- [Problem statement]
For every line in the data below that contains "Deployer", copy the line.
[start]
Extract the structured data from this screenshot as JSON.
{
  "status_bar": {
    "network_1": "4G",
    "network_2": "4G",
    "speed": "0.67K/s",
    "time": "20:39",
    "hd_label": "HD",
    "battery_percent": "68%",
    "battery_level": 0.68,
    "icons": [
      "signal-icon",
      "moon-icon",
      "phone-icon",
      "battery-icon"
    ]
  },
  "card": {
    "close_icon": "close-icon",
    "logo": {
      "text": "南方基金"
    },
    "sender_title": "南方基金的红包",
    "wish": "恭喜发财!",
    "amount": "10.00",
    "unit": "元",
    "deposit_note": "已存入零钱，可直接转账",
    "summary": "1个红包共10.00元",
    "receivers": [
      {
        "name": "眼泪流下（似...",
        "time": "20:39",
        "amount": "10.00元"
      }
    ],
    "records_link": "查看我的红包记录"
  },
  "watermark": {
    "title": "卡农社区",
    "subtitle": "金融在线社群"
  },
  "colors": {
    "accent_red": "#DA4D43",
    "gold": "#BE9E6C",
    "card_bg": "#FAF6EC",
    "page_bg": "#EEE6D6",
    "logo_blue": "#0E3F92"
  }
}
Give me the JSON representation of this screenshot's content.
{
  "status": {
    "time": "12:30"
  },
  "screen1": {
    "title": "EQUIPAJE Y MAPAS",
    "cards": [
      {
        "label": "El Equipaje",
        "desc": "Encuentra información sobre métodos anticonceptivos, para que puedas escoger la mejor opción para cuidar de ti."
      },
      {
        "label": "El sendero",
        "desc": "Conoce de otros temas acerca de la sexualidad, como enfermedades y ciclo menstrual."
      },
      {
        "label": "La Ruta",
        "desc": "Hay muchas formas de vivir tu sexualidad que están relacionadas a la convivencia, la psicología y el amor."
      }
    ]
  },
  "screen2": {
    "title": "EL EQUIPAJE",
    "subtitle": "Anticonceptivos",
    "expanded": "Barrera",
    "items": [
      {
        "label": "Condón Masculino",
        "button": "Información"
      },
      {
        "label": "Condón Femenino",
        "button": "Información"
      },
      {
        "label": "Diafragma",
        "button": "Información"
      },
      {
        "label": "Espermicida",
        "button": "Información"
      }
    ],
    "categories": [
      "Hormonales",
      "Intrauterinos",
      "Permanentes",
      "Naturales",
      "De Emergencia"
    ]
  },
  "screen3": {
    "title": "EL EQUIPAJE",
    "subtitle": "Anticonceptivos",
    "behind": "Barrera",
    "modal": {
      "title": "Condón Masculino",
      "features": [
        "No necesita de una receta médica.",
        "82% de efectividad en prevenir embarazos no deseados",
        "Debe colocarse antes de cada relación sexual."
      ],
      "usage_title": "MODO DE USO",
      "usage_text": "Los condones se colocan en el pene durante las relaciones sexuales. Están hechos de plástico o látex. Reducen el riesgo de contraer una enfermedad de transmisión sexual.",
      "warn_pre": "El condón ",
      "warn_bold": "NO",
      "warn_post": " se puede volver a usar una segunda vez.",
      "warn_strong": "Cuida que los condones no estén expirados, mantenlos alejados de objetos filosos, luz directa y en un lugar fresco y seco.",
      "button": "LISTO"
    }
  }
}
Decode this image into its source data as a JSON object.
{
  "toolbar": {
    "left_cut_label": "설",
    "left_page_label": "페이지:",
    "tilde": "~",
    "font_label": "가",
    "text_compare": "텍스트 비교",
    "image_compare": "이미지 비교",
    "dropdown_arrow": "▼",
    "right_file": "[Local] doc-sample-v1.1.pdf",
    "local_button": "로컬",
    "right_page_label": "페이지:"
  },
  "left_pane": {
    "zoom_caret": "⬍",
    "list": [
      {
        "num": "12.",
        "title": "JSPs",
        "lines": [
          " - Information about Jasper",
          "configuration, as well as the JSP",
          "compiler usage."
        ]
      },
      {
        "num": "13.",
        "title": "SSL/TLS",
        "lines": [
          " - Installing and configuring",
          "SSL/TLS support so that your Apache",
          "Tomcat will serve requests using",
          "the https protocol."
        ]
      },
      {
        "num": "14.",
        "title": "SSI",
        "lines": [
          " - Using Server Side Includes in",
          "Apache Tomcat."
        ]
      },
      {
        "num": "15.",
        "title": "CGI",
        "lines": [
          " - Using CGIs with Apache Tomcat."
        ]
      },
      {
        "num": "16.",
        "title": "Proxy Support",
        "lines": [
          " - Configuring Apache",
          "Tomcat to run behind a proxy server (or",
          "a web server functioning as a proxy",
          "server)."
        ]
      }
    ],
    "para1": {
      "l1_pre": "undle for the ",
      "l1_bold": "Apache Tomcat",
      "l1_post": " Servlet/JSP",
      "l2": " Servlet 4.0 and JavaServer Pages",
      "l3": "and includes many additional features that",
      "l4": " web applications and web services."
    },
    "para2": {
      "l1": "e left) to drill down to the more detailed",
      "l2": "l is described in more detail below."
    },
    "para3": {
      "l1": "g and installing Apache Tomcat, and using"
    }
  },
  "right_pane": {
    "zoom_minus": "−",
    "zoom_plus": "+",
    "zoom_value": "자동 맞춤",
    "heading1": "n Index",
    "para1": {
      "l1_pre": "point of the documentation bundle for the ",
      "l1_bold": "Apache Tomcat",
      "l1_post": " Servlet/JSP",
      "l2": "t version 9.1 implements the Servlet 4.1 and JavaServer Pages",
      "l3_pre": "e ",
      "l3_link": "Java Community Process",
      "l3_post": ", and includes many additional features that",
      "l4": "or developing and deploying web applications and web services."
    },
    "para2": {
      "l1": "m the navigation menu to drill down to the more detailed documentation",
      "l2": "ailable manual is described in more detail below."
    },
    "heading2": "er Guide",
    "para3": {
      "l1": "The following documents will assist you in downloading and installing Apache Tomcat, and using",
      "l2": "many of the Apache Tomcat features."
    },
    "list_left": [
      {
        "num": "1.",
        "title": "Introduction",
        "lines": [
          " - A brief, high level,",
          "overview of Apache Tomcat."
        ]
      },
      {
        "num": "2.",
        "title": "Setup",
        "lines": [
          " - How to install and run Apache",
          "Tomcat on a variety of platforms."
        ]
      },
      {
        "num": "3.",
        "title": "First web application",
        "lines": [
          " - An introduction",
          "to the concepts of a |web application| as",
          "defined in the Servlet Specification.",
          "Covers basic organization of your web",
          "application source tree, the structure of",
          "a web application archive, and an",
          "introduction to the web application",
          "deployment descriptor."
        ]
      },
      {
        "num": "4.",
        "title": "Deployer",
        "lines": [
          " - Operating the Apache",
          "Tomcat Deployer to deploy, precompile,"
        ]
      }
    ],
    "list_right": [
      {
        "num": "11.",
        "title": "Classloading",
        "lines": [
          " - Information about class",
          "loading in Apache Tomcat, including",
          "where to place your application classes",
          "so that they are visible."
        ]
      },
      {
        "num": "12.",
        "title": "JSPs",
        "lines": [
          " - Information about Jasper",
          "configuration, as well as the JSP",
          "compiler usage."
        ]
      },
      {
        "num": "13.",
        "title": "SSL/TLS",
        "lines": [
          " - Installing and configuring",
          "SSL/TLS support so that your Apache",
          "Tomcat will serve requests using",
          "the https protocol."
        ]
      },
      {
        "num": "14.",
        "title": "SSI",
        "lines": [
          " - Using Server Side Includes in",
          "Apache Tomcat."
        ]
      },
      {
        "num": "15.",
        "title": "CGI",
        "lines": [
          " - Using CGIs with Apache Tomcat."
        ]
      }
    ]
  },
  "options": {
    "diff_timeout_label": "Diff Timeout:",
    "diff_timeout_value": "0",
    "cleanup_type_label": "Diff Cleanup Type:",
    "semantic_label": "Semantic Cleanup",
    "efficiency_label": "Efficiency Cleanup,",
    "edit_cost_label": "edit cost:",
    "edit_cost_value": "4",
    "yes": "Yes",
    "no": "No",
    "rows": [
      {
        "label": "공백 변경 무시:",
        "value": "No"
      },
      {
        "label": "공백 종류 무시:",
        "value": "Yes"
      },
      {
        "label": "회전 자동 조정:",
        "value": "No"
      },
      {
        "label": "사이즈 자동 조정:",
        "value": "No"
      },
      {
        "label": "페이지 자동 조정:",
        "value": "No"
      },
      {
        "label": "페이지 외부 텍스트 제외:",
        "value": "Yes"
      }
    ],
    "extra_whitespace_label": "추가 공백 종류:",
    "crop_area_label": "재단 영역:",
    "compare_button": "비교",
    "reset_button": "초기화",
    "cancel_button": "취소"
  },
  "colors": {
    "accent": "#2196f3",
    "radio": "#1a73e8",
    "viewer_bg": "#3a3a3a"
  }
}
[end]
- [Answer to this task]
        "title": "Deployer",
          "Tomcat Deployer to deploy, precompile,"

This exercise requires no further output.